— start SOURCE DATA —

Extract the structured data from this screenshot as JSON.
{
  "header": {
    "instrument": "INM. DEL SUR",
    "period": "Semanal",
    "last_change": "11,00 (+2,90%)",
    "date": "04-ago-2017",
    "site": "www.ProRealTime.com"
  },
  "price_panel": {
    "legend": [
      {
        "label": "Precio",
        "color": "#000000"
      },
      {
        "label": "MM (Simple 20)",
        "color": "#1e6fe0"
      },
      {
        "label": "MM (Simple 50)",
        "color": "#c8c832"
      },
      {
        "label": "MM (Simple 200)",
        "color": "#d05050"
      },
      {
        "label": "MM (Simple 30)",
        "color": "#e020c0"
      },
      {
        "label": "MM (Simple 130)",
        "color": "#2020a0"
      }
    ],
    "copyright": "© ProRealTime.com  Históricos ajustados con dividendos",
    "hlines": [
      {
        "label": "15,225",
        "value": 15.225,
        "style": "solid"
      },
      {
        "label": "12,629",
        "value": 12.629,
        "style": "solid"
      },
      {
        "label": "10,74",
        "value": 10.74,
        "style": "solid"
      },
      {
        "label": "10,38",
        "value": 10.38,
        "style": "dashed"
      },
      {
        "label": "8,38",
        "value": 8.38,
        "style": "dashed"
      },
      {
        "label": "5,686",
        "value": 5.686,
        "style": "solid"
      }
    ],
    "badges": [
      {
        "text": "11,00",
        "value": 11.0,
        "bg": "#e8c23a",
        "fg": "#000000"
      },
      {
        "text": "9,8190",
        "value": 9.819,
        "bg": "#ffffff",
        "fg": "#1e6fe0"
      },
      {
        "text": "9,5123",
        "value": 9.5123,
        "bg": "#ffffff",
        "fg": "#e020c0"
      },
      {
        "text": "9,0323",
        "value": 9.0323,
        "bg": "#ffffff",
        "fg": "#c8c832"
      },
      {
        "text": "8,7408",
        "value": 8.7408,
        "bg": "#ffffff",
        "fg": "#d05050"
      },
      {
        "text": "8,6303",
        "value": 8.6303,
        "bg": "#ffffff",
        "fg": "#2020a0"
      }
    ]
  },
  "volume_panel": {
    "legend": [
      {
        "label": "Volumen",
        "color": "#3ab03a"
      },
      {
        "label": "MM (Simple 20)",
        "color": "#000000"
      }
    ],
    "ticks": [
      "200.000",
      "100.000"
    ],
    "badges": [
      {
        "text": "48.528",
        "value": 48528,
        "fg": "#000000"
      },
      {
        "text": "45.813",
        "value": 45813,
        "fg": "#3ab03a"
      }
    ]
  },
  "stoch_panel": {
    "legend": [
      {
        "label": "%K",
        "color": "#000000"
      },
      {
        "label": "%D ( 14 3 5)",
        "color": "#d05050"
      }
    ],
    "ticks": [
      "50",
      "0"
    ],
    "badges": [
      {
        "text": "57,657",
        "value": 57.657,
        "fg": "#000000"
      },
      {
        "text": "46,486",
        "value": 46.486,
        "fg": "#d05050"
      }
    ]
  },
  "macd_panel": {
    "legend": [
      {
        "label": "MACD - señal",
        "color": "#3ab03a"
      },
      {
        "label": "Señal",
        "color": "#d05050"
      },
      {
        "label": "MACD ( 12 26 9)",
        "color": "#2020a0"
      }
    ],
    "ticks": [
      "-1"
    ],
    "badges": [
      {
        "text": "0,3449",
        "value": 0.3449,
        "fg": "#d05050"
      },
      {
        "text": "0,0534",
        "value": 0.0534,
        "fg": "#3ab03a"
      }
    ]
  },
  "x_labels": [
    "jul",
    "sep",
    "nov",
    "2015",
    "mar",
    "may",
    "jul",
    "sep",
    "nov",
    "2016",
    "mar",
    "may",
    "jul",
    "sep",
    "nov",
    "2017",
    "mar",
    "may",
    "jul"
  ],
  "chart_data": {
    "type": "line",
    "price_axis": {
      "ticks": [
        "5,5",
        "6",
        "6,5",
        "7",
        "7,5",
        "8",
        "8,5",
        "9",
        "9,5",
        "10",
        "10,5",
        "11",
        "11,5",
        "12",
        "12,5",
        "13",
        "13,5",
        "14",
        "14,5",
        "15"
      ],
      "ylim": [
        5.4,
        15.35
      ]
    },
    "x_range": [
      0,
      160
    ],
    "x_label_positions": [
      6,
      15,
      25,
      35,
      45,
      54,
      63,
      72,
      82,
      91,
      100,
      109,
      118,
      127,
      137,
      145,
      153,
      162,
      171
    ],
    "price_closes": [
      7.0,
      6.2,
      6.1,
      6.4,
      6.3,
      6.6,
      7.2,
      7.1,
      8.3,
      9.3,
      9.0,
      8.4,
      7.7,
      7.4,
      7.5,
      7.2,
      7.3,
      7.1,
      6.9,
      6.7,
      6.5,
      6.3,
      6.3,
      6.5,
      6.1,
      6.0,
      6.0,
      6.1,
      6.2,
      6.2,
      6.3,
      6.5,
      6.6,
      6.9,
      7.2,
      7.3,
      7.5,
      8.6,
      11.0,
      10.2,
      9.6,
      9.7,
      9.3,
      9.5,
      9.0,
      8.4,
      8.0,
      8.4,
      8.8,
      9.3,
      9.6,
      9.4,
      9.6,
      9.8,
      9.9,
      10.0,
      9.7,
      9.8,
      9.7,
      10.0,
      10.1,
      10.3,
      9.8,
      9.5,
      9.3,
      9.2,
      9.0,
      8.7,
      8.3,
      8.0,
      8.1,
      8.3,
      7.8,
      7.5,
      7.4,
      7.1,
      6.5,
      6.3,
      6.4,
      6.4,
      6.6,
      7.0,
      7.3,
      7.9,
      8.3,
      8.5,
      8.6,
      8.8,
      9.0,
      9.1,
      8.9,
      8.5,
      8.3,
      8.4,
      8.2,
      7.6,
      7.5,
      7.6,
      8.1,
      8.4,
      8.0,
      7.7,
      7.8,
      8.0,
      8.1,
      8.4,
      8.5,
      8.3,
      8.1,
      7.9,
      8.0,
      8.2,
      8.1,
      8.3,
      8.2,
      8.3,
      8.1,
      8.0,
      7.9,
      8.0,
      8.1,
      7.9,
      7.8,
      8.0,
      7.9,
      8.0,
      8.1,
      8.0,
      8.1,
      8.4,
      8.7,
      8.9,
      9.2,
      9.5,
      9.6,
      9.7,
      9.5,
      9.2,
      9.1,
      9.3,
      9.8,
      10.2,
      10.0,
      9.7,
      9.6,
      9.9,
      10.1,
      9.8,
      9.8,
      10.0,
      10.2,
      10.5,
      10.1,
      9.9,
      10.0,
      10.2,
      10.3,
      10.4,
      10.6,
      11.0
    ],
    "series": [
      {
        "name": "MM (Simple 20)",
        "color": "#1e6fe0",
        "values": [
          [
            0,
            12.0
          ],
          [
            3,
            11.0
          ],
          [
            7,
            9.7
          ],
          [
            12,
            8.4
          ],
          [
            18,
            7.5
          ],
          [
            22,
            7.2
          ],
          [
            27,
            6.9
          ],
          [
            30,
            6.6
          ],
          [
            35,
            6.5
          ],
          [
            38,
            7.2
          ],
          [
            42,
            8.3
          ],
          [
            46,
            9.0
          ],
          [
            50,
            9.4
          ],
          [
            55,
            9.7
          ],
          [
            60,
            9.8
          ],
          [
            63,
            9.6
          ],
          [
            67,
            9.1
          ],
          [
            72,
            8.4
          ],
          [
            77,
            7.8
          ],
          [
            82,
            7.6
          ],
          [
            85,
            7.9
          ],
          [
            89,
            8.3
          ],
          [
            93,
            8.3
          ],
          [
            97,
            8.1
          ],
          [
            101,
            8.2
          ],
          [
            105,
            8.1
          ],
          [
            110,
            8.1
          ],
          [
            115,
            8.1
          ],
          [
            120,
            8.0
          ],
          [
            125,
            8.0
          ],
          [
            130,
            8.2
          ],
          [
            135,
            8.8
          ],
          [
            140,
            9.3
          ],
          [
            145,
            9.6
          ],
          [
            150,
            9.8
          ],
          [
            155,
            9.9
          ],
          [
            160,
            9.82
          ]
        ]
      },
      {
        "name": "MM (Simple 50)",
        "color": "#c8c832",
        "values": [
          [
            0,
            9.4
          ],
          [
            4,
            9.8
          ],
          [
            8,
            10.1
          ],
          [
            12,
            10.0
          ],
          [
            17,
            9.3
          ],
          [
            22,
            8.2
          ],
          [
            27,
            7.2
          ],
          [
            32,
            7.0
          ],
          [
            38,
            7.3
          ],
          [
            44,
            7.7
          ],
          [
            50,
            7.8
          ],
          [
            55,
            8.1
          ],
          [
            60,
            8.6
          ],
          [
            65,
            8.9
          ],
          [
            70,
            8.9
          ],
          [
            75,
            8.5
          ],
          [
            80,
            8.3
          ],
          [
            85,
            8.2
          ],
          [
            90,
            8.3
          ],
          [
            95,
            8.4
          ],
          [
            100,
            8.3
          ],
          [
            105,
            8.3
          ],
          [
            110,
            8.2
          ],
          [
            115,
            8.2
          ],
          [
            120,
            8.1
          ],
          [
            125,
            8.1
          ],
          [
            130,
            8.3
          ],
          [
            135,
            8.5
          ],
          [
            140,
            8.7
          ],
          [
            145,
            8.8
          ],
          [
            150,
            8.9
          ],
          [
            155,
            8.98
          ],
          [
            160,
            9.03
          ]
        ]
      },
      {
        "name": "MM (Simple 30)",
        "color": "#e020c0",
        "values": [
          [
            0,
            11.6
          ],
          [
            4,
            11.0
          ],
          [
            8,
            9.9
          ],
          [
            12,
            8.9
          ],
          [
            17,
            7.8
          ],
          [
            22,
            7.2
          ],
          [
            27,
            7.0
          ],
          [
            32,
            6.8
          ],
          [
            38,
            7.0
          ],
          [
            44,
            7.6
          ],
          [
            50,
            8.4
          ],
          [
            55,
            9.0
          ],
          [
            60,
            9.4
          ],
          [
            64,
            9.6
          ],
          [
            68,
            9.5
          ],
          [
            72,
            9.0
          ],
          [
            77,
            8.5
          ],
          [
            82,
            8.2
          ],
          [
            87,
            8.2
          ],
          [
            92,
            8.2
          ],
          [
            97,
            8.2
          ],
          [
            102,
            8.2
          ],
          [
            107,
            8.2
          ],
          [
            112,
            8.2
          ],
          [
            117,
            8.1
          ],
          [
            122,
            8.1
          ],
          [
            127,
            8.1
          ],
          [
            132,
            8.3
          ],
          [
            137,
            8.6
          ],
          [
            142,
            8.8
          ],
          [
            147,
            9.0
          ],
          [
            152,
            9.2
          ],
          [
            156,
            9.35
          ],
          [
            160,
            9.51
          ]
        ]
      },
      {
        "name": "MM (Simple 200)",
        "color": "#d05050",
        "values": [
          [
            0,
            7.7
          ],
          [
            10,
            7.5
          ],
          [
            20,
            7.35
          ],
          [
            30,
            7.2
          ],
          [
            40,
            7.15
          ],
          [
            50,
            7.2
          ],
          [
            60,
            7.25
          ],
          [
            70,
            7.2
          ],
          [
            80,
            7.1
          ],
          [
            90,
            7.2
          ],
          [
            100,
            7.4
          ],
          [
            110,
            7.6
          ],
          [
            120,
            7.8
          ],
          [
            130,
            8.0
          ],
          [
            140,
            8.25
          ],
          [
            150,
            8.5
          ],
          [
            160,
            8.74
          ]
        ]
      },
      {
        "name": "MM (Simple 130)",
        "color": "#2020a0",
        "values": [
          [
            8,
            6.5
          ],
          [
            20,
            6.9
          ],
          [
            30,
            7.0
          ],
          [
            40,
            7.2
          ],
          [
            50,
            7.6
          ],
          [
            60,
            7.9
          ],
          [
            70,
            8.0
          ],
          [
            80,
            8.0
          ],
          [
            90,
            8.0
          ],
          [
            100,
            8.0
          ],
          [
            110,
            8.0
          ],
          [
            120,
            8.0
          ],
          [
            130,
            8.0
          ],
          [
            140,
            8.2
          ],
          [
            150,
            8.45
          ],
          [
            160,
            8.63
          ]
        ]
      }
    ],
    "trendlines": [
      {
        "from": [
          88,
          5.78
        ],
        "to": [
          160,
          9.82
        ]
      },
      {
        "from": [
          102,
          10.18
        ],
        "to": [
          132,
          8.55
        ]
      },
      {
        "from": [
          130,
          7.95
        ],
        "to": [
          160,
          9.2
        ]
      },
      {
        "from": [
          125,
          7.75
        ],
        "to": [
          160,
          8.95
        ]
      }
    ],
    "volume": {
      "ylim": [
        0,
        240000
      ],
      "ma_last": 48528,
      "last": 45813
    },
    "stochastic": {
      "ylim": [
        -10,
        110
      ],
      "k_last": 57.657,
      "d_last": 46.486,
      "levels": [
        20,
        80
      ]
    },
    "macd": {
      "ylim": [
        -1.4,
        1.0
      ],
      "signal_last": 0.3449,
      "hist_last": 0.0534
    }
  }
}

— end SOURCE DATA —

PROBLEM DETAILS>
Gather all lines with the string "Simple" from the data.

RESULT BELOW>
        "label": "MM (Simple 20)",
        "label": "MM (Simple 50)",
        "label": "MM (Simple 200)",
        "label": "MM (Simple 30)",
        "label": "MM (Simple 130)",
        "label": "MM (Simple 20)",
        "name": "MM (Simple 20)",
        "name": "MM (Simple 50)",
        "name": "MM (Simple 30)",
        "name": "MM (Simple 200)",
        "name": "MM (Simple 130)",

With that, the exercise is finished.